- _Written problem_
Among the entries that follow, tally the lines with the string "outline". Give no more than the number.

- _Extracted material_

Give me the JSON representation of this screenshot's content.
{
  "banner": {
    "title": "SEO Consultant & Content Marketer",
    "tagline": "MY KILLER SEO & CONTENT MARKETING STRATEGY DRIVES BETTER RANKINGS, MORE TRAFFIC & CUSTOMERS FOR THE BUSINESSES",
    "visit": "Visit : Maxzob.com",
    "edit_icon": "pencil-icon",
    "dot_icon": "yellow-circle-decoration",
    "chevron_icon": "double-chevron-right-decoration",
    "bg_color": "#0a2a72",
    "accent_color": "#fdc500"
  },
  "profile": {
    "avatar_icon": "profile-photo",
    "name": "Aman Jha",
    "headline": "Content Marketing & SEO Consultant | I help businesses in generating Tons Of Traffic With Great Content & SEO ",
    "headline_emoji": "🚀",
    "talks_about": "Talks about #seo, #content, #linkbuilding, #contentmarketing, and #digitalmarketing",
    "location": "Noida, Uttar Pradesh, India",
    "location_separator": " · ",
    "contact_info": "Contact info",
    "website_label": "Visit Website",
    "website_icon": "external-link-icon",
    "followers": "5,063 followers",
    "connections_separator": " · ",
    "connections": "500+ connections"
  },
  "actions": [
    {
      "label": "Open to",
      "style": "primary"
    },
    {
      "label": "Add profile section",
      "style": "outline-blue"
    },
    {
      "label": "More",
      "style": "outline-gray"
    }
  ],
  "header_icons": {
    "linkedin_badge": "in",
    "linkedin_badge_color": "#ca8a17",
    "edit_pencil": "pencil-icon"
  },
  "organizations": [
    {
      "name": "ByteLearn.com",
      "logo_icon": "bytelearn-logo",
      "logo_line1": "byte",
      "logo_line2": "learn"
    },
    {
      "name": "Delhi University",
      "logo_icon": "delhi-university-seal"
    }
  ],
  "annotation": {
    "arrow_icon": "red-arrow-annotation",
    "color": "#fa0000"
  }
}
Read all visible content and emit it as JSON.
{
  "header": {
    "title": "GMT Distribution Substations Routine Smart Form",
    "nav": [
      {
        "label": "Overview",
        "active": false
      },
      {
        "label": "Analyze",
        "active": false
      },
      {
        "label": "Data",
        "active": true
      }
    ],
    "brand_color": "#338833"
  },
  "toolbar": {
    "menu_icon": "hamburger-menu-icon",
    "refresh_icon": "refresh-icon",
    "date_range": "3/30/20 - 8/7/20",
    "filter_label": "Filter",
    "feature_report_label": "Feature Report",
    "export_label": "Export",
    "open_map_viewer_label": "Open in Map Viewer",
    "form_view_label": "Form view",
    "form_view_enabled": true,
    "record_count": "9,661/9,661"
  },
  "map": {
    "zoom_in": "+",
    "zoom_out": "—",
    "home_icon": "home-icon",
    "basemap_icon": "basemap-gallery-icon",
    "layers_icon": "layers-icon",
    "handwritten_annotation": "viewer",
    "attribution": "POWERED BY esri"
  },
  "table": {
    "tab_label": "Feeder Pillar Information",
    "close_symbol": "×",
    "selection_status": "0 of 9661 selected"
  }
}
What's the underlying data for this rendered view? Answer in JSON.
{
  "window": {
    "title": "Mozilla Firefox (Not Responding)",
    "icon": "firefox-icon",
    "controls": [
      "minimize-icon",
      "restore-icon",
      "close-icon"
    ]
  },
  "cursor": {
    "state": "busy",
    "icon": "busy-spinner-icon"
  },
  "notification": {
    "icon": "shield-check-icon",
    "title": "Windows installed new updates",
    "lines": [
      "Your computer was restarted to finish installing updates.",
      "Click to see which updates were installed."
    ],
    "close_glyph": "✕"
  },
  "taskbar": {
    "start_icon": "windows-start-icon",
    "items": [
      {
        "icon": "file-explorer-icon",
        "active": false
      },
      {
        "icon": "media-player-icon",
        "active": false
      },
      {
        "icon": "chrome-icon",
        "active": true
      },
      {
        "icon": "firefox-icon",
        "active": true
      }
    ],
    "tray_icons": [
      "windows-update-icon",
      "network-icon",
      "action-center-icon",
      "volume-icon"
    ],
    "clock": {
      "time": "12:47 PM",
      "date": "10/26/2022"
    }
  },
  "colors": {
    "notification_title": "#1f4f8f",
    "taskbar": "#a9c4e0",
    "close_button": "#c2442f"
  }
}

- _Written response_
2